Your objective >>
Look through the entries below and report how many lines hold the string "Opportunities". Only the number is wanted.

Given records >>
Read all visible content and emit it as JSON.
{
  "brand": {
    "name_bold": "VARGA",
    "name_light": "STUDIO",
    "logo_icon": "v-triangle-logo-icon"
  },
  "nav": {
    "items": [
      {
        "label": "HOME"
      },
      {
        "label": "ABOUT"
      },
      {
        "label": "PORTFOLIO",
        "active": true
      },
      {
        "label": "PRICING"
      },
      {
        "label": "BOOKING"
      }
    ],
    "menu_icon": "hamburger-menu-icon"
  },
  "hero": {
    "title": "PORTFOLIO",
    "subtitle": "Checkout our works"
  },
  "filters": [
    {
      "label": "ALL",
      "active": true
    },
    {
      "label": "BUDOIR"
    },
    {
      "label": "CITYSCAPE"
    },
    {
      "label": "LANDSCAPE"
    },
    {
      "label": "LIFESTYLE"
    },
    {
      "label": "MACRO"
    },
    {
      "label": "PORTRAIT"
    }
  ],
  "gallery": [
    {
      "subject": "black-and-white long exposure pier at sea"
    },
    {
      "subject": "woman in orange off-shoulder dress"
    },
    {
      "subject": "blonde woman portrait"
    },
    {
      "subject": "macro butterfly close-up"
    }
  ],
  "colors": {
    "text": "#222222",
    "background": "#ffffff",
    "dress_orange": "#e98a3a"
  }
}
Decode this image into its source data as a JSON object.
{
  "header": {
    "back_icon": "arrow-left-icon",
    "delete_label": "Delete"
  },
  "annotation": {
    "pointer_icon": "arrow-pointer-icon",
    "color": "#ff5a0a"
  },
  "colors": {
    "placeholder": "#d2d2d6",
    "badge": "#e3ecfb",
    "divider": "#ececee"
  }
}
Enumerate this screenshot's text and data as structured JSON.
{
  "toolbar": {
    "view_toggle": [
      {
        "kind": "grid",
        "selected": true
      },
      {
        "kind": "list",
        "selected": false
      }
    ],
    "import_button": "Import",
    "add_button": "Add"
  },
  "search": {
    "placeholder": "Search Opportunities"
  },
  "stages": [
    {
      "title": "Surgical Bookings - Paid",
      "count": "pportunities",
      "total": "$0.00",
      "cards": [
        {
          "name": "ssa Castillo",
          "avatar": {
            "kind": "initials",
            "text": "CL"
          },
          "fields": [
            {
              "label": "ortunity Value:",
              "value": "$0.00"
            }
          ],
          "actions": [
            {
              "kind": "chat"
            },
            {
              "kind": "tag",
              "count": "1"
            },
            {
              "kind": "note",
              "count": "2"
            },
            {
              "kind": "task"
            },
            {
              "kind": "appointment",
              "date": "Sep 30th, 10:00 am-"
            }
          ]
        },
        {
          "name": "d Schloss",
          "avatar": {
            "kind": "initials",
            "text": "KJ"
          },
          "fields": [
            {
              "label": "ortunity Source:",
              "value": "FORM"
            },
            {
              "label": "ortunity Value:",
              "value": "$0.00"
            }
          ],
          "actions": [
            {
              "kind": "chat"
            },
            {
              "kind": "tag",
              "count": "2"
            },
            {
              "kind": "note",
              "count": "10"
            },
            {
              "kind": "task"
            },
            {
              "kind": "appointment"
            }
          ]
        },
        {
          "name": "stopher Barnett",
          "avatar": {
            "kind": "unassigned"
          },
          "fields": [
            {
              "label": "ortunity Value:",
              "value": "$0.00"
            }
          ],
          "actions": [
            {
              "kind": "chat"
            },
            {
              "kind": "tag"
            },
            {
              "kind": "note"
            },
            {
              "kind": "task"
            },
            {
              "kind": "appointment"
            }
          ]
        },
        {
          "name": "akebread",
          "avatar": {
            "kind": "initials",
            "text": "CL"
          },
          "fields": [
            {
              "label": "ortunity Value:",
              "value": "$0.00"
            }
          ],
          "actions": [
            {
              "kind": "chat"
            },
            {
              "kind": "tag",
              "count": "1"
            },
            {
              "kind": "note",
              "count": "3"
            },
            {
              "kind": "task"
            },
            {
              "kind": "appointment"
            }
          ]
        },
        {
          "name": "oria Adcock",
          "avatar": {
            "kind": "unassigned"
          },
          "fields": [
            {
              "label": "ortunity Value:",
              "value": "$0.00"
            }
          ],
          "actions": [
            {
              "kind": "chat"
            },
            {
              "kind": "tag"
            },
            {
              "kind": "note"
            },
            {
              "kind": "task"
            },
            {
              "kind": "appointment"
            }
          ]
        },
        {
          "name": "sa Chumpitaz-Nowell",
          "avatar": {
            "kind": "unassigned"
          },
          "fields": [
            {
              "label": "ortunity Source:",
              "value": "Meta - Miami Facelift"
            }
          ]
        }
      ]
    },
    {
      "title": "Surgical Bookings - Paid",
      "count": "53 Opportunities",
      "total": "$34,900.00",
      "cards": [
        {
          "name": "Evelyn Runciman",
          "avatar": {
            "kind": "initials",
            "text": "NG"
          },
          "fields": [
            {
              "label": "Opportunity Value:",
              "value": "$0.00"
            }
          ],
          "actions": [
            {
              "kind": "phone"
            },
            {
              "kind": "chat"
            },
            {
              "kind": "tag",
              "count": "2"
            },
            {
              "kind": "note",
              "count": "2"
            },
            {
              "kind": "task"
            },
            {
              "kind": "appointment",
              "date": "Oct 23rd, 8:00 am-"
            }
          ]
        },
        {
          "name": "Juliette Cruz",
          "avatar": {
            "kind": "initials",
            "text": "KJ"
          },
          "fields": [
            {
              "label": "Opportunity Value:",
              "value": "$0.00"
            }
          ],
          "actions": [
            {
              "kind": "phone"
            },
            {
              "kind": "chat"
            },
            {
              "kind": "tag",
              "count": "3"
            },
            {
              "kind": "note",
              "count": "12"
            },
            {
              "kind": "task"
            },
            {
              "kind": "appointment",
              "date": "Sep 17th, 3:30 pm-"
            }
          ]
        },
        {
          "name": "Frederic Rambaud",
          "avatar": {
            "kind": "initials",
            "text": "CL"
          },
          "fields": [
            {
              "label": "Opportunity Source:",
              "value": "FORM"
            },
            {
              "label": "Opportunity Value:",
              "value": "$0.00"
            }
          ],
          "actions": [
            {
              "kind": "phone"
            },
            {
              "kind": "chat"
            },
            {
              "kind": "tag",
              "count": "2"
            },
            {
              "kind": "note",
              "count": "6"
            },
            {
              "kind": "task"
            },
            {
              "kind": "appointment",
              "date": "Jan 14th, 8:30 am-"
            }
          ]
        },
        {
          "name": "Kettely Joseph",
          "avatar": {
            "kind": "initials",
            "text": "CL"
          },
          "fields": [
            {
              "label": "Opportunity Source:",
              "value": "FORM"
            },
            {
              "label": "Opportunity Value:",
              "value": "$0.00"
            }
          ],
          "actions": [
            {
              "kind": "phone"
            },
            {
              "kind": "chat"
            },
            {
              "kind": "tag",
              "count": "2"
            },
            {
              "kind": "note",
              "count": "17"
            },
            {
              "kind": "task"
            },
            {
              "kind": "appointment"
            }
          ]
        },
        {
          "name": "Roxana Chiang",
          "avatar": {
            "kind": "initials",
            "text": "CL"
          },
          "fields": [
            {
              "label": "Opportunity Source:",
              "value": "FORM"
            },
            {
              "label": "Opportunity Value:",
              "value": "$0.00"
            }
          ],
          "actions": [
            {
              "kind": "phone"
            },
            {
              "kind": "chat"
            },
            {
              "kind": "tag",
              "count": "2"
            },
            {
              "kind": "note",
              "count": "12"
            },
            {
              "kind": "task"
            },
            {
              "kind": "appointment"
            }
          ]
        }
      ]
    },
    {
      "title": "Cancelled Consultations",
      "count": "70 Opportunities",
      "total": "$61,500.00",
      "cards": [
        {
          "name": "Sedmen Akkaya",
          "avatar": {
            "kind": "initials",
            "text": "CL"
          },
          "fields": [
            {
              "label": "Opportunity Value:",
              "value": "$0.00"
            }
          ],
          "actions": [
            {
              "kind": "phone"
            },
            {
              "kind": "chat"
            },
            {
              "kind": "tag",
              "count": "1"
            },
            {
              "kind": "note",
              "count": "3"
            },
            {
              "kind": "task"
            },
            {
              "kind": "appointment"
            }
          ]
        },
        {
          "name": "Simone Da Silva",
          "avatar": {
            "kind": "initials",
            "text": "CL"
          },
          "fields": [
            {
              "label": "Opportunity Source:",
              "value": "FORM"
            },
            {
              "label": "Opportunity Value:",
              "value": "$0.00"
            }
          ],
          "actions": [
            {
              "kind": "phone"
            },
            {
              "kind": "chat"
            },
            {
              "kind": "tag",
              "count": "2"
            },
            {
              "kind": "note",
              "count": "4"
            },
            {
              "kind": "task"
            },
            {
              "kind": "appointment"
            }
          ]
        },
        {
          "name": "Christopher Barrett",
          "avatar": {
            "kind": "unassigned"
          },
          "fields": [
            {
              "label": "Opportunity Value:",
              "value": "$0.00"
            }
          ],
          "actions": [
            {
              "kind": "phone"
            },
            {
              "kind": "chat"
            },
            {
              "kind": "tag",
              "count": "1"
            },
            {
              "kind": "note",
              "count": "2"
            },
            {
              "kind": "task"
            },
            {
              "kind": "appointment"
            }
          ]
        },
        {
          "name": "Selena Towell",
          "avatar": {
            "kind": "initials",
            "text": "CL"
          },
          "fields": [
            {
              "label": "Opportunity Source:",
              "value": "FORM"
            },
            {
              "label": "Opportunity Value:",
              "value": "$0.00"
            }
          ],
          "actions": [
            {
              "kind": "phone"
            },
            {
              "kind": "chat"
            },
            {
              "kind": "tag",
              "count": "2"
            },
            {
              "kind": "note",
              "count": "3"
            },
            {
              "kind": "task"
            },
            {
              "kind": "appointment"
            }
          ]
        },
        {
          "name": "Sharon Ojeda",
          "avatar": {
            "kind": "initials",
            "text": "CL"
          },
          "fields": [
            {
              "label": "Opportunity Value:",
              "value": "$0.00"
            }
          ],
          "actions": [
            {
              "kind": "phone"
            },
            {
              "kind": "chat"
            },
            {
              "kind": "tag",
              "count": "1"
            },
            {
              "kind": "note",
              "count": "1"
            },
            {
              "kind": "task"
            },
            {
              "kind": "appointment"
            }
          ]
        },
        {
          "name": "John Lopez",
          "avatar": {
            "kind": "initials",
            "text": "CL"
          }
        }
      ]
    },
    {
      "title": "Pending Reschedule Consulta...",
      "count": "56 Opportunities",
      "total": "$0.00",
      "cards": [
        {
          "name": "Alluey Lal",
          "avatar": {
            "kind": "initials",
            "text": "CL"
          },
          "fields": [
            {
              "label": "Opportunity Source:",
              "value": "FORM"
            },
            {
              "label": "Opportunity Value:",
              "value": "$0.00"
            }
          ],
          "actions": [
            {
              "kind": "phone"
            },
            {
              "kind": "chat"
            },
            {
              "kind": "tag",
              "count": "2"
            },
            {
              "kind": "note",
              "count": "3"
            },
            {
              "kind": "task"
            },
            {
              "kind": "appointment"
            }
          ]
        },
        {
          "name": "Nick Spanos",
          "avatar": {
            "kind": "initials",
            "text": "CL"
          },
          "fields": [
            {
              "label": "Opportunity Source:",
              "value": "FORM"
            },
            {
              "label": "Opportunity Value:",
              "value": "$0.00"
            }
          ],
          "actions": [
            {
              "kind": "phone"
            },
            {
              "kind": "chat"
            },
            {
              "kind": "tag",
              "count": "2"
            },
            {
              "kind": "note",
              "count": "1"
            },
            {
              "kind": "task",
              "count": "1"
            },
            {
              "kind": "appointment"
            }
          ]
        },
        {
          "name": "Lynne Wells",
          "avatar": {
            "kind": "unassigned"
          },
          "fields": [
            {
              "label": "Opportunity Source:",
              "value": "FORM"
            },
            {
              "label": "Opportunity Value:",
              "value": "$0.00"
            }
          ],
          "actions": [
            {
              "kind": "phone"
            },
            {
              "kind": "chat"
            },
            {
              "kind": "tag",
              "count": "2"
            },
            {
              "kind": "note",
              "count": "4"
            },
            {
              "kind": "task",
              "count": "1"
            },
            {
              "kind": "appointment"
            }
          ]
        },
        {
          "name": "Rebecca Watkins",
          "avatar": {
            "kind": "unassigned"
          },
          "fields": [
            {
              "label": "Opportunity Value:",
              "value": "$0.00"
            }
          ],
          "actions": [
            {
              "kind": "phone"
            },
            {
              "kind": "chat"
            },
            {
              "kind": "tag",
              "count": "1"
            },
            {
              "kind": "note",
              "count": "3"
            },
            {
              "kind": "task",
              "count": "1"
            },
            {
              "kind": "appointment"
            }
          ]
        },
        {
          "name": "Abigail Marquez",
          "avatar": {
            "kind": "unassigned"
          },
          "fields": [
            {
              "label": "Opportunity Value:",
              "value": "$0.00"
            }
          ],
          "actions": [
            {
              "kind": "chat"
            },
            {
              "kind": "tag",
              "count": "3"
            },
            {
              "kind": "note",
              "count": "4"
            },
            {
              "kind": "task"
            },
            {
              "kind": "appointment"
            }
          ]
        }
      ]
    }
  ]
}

Finished answer >>
4